Problem requirements
Your task is to repeat the entries exactly. Leave the pictures out.

## START Entries shown

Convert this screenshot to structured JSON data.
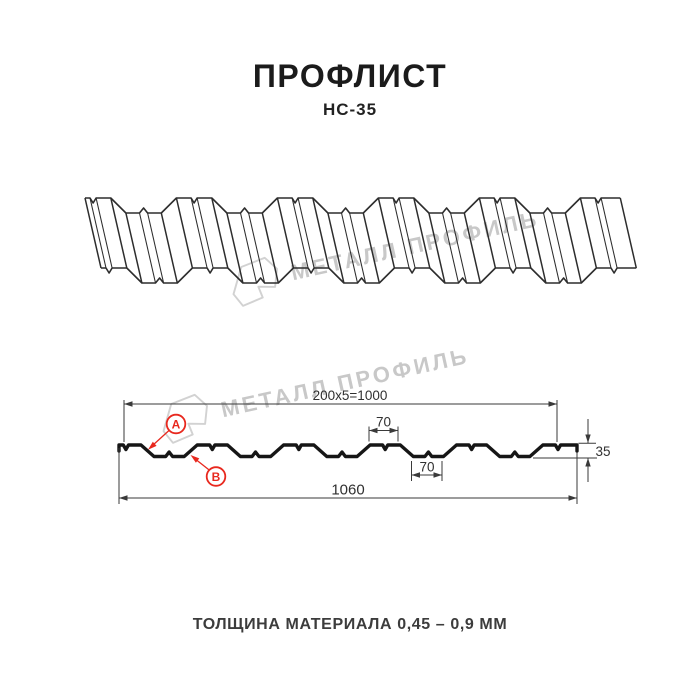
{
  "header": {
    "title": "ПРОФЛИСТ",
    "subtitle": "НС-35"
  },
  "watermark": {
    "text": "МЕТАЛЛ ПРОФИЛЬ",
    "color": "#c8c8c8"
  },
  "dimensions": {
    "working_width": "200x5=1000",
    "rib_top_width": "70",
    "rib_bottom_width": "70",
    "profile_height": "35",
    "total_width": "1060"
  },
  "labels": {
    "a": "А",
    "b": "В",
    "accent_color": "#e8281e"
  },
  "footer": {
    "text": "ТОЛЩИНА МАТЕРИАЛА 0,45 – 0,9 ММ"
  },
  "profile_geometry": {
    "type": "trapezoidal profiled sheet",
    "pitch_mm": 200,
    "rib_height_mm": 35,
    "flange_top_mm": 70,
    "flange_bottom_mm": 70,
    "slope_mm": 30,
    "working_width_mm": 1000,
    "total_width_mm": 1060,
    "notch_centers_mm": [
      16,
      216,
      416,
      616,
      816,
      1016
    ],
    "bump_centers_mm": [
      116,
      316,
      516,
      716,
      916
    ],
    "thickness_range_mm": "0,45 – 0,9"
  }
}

## END Entries shown

Response to this exercise
Convert this screenshot to structured JSON data.
{
  "header": {
    "title": "ПРОФЛИСТ",
    "subtitle": "НС-35"
  },
  "watermark": {
    "text": "МЕТАЛЛ ПРОФИЛЬ",
    "color": "#c8c8c8"
  },
  "dimensions": {
    "working_width": "200x5=1000",
    "rib_top_width": "70",
    "rib_bottom_width": "70",
    "profile_height": "35",
    "total_width": "1060"
  },
  "labels": {
    "a": "А",
    "b": "В",
    "accent_color": "#e8281e"
  },
  "footer": {
    "text": "ТОЛЩИНА МАТЕРИАЛА 0,45 – 0,9 ММ"
  },
  "profile_geometry": {
    "type": "trapezoidal profiled sheet",
    "pitch_mm": 200,
    "rib_height_mm": 35,
    "flange_top_mm": 70,
    "flange_bottom_mm": 70,
    "slope_mm": 30,
    "working_width_mm": 1000,
    "total_width_mm": 1060,
    "notch_centers_mm": [
      16,
      216,
      416,
      616,
      816,
      1016
    ],
    "bump_centers_mm": [
      116,
      316,
      516,
      716,
      916
    ],
    "thickness_range_mm": "0,45 – 0,9"
  }
}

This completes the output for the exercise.